A block of data:
>> Start
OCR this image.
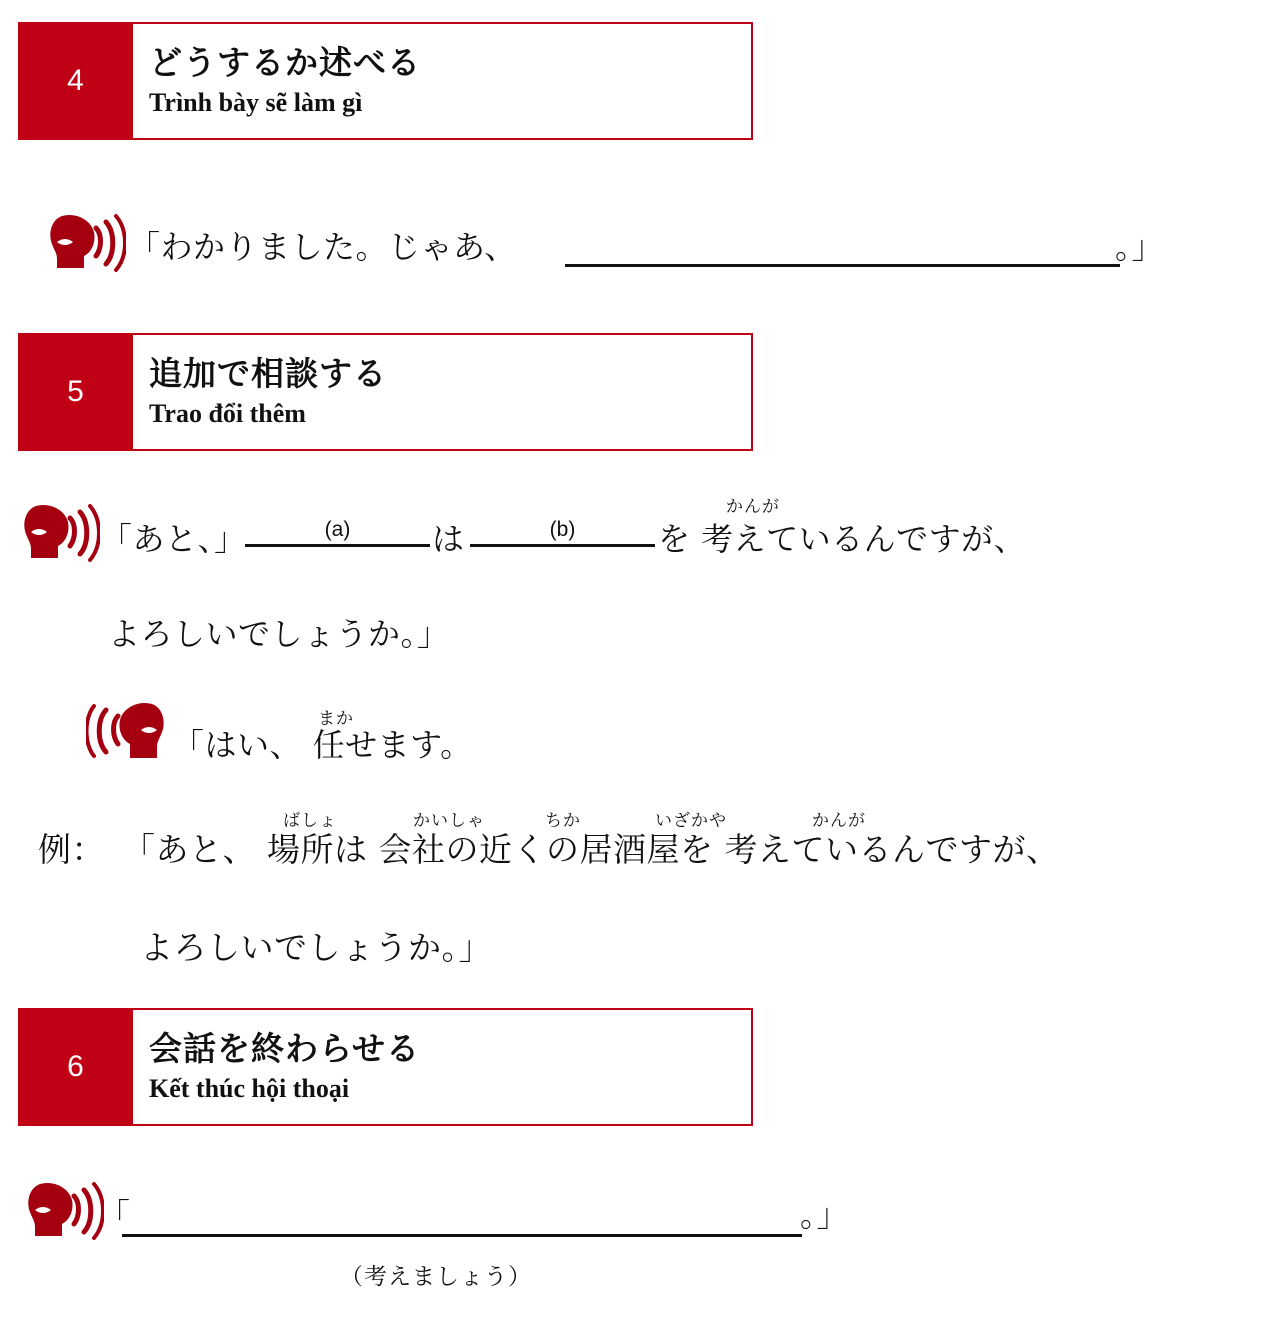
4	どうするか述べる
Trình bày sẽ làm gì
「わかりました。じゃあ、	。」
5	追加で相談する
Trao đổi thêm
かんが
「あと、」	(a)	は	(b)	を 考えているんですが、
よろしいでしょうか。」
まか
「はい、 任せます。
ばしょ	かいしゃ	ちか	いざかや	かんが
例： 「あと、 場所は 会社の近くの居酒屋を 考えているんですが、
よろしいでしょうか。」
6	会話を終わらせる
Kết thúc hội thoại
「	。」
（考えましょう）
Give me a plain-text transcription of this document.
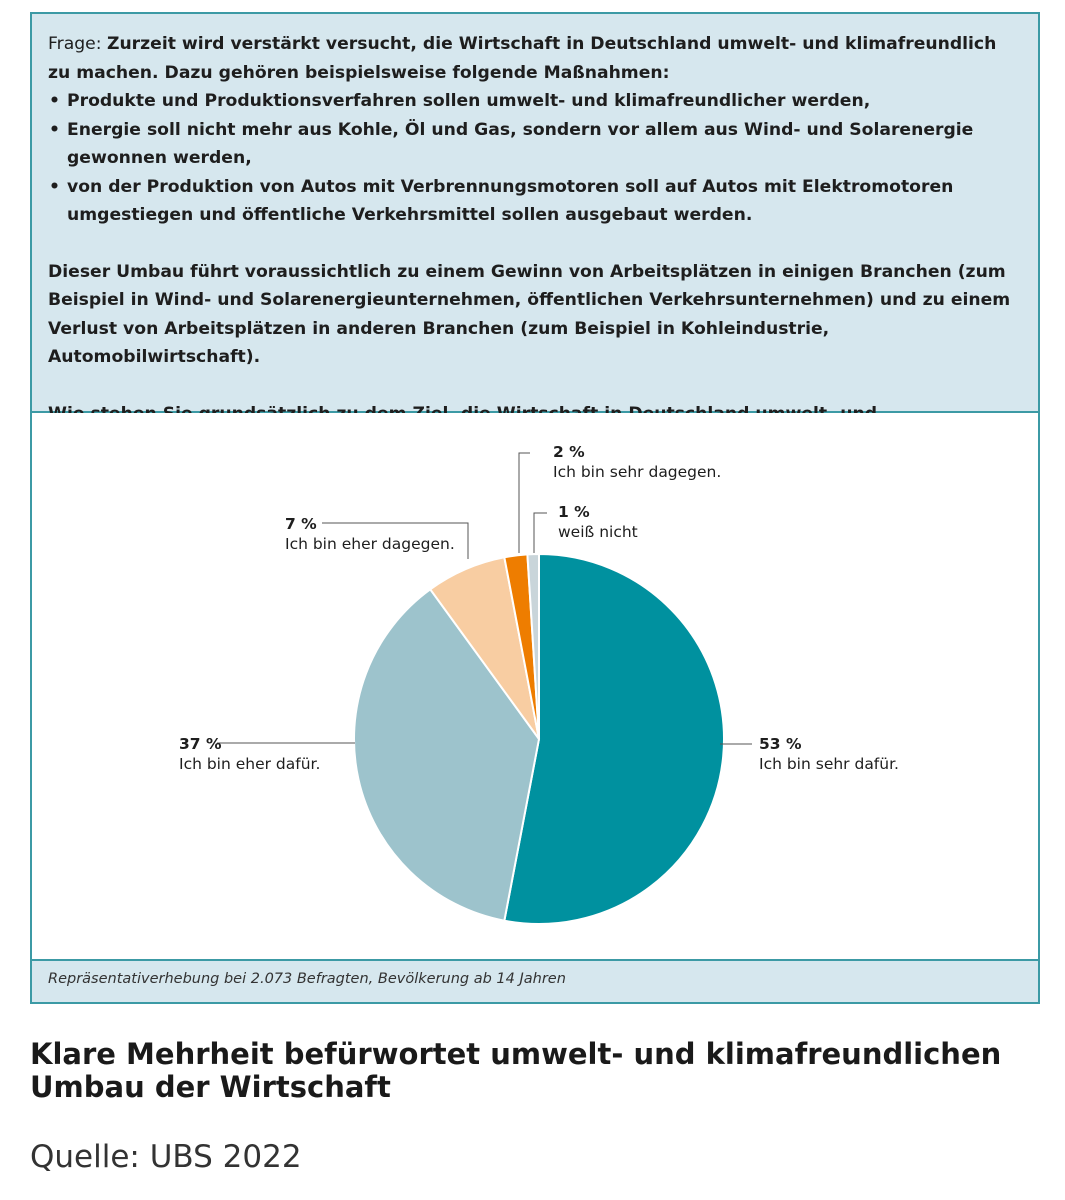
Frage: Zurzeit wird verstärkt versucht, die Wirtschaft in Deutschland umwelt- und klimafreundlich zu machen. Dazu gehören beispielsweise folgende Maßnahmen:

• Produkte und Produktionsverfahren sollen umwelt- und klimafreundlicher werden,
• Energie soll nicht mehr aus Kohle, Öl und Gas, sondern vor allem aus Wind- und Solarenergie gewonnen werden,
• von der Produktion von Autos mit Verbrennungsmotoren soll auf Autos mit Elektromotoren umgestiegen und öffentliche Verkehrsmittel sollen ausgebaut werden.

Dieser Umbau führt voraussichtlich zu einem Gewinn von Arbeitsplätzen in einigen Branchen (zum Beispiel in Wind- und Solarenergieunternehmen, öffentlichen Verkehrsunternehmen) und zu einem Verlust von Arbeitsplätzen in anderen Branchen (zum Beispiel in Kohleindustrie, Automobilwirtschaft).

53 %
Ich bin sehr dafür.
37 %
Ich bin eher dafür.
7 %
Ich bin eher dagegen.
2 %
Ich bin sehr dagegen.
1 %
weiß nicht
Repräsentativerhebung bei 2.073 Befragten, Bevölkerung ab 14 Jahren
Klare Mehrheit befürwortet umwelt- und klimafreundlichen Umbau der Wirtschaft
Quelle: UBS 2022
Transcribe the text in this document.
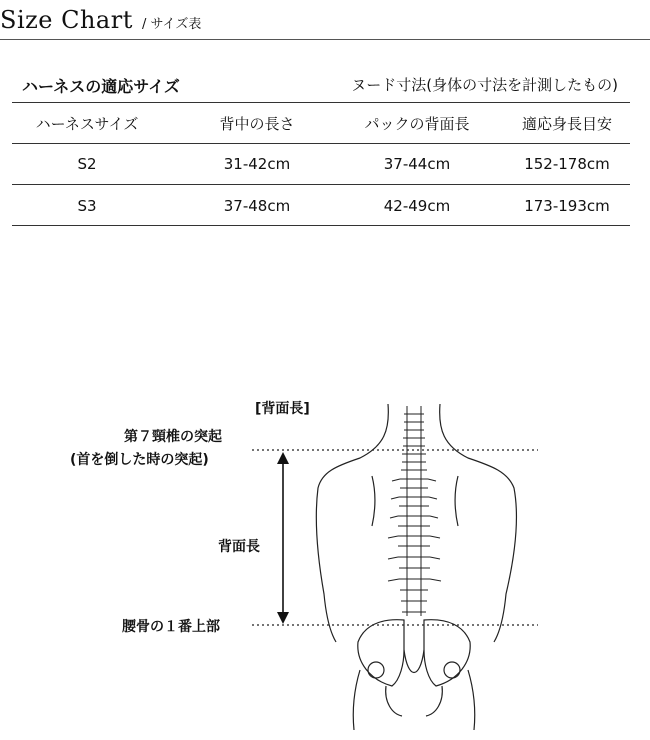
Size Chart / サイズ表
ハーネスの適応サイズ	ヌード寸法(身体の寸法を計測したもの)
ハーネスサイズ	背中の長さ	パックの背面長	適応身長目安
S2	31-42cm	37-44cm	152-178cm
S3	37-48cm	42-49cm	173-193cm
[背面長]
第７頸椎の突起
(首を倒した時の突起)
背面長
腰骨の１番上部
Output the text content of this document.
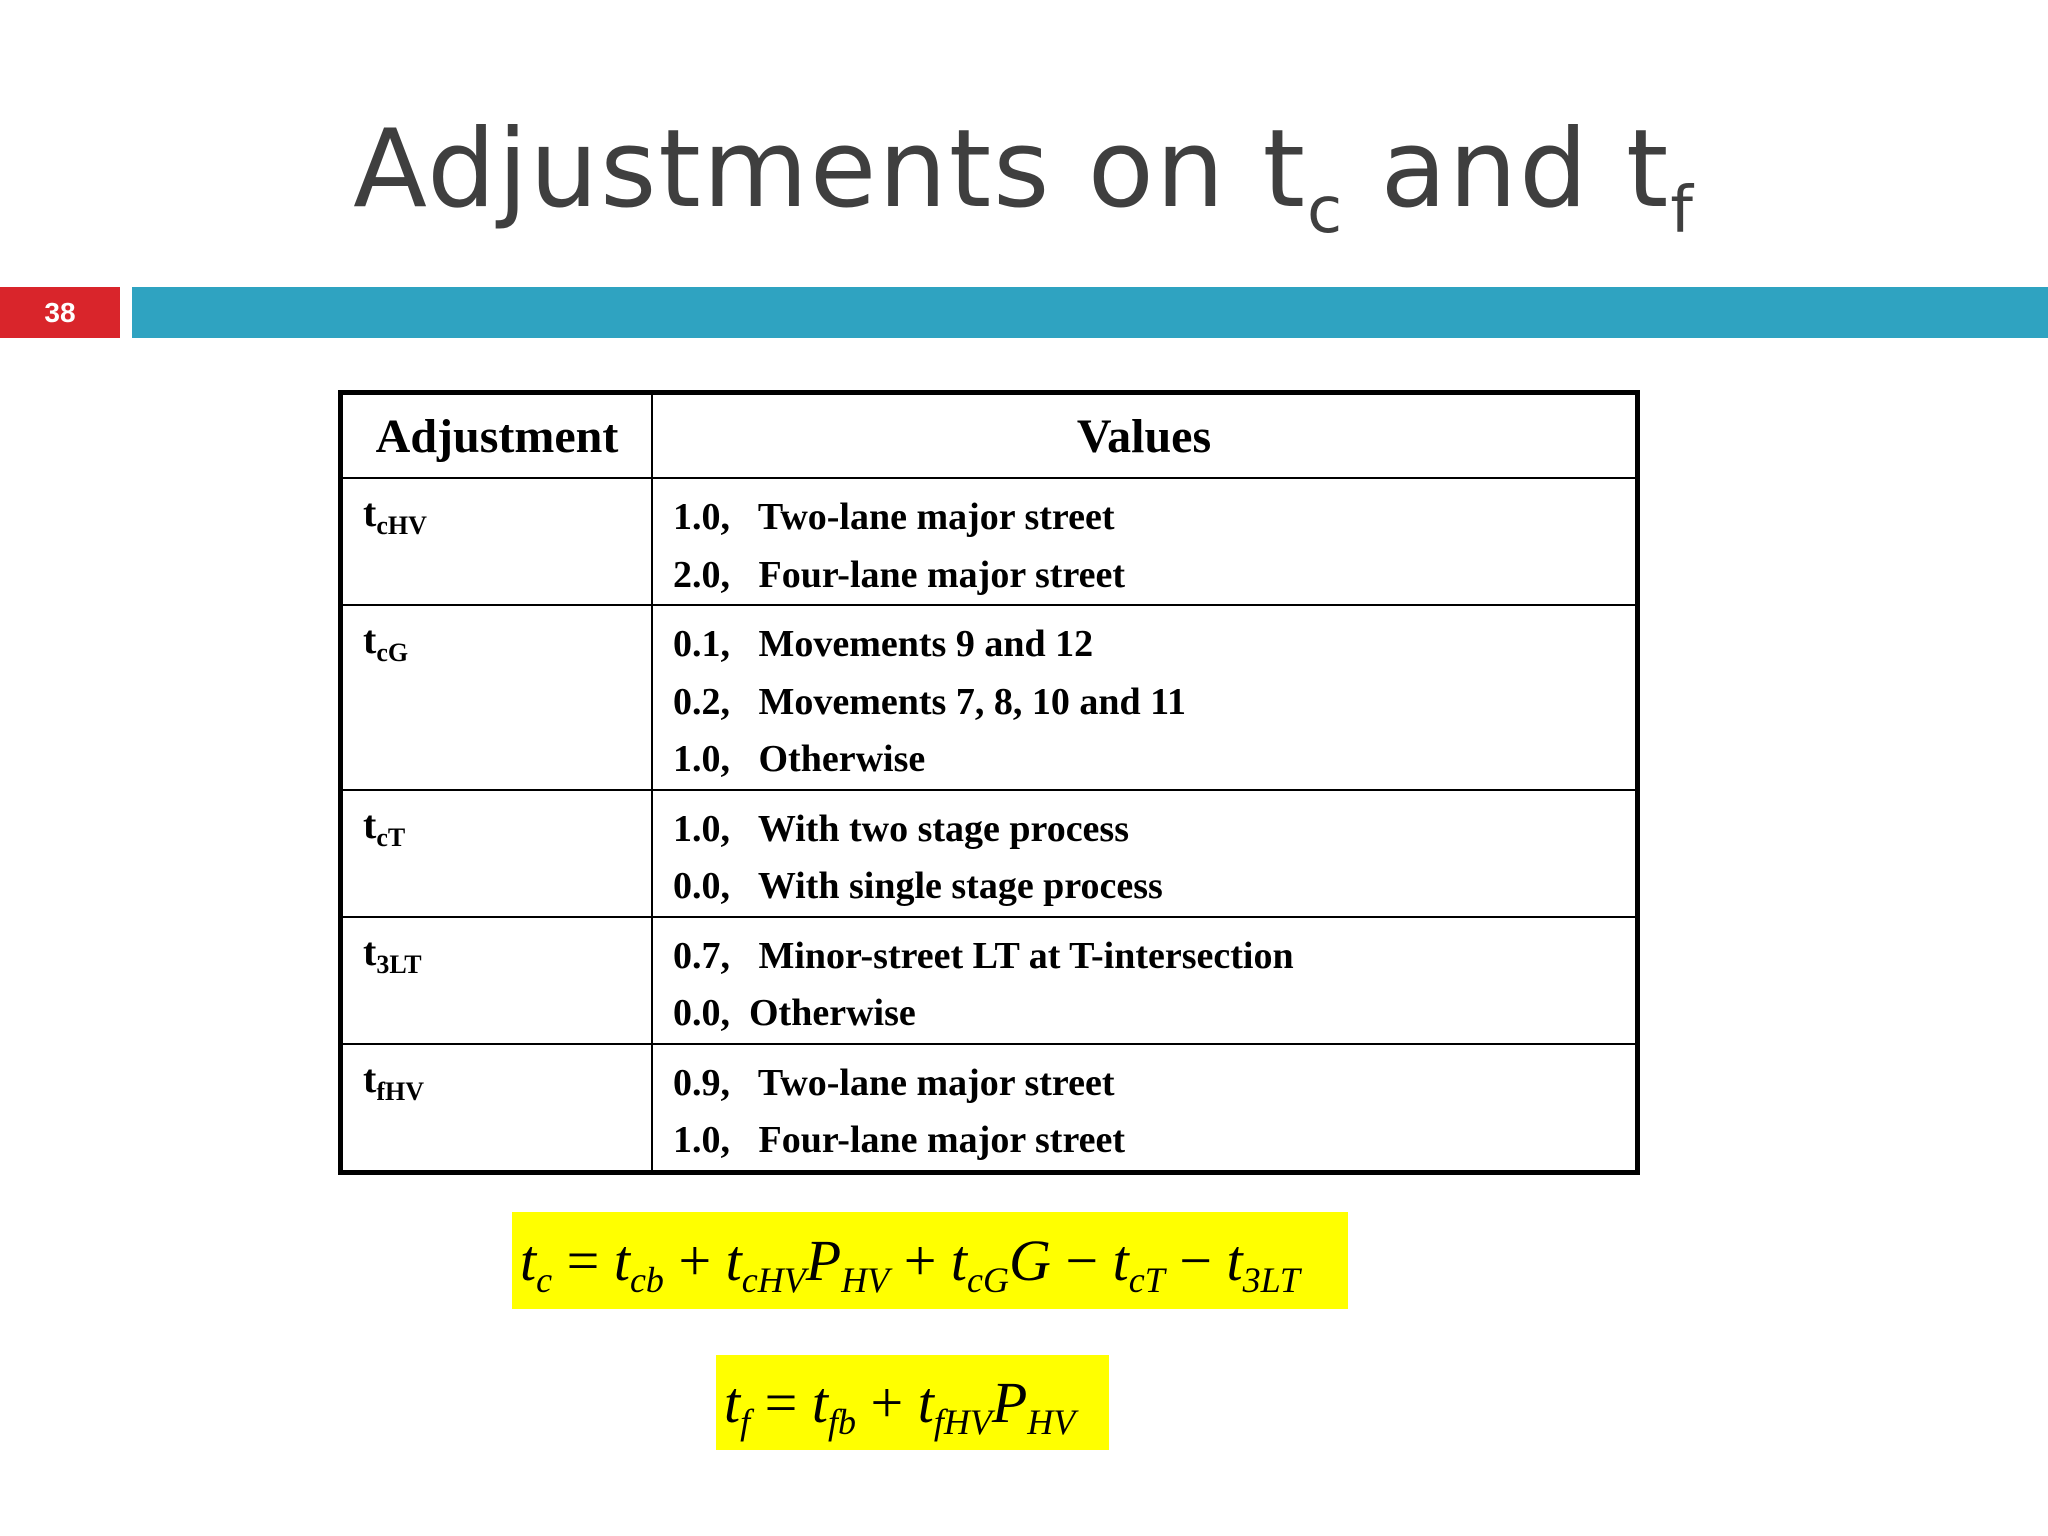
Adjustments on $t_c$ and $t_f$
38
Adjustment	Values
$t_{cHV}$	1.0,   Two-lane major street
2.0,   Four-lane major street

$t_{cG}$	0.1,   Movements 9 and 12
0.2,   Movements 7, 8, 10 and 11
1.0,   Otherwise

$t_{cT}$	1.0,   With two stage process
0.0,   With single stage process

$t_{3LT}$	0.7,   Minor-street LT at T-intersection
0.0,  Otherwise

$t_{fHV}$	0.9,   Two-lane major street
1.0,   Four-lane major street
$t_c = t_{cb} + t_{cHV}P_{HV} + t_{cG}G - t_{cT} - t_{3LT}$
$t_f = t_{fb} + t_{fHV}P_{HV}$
>> End
Short task - Copy out the listing exactly as it stands, but not the pictures.

Written response -
OCR this image.
4	どうするか述べる
Trình bày sẽ làm gì
「わかりました。じゃあ、	。」
5	追加で相談する
Trao đổi thêm
かんが
「あと、」	(a)	は	(b)	を 考えているんですが、
よろしいでしょうか。」
まか
「はい、 任せます。
ばしょ	かいしゃ	ちか	いざかや	かんが
例： 「あと、 場所は 会社の近くの居酒屋を 考えているんですが、
よろしいでしょうか。」
6	会話を終わらせる
Kết thúc hội thoại
「	。」
（考えましょう）
Give me a plain-text transcription of this document.
Frage: Zurzeit wird verstärkt versucht, die Wirtschaft in Deutschland umwelt- und klimafreundlich zu machen. Dazu gehören beispielsweise folgende Maßnahmen:

• Produkte und Produktionsverfahren sollen umwelt- und klimafreundlicher werden,
• Energie soll nicht mehr aus Kohle, Öl und Gas, sondern vor allem aus Wind- und Solarenergie gewonnen werden,
• von der Produktion von Autos mit Verbrennungsmotoren soll auf Autos mit Elektromotoren umgestiegen und öffentliche Verkehrsmittel sollen ausgebaut werden.

Dieser Umbau führt voraussichtlich zu einem Gewinn von Arbeitsplätzen in einigen Branchen (zum Beispiel in Wind- und Solarenergieunternehmen, öffentlichen Verkehrsunternehmen) und zu einem Verlust von Arbeitsplätzen in anderen Branchen (zum Beispiel in Kohleindustrie, Automobilwirtschaft).

53 %
Ich bin sehr dafür.
37 %
Ich bin eher dafür.
7 %
Ich bin eher dagegen.
2 %
Ich bin sehr dagegen.
1 %
weiß nicht
Repräsentativerhebung bei 2.073 Befragten, Bevölkerung ab 14 Jahren
Klare Mehrheit befürwortet umwelt- und klimafreundlichen Umbau der Wirtschaft
Quelle: UBS 2022
Transcribe the text in this document.
Size Chart / サイズ表
ハーネスの適応サイズ	ヌード寸法(身体の寸法を計測したもの)
ハーネスサイズ	背中の長さ	パックの背面長	適応身長目安
S2	31-42cm	37-44cm	152-178cm
S3	37-48cm	42-49cm	173-193cm
[背面長]
第７頸椎の突起
(首を倒した時の突起)
背面長
腰骨の１番上部
Output the text content of this document.
Adjustments on $t_c$ and $t_f$
38
Adjustment	Values
$t_{cHV}$	1.0,   Two-lane major street
2.0,   Four-lane major street

$t_{cG}$	0.1,   Movements 9 and 12
0.2,   Movements 7, 8, 10 and 11
1.0,   Otherwise

$t_{cT}$	1.0,   With two stage process
0.0,   With single stage process

$t_{3LT}$	0.7,   Minor-street LT at T-intersection
0.0,  Otherwise

$t_{fHV}$	0.9,   Two-lane major street
1.0,   Four-lane major street
$t_c = t_{cb} + t_{cHV}P_{HV} + t_{cG}G - t_{cT} - t_{3LT}$
$t_f = t_{fb} + t_{fHV}P_{HV}$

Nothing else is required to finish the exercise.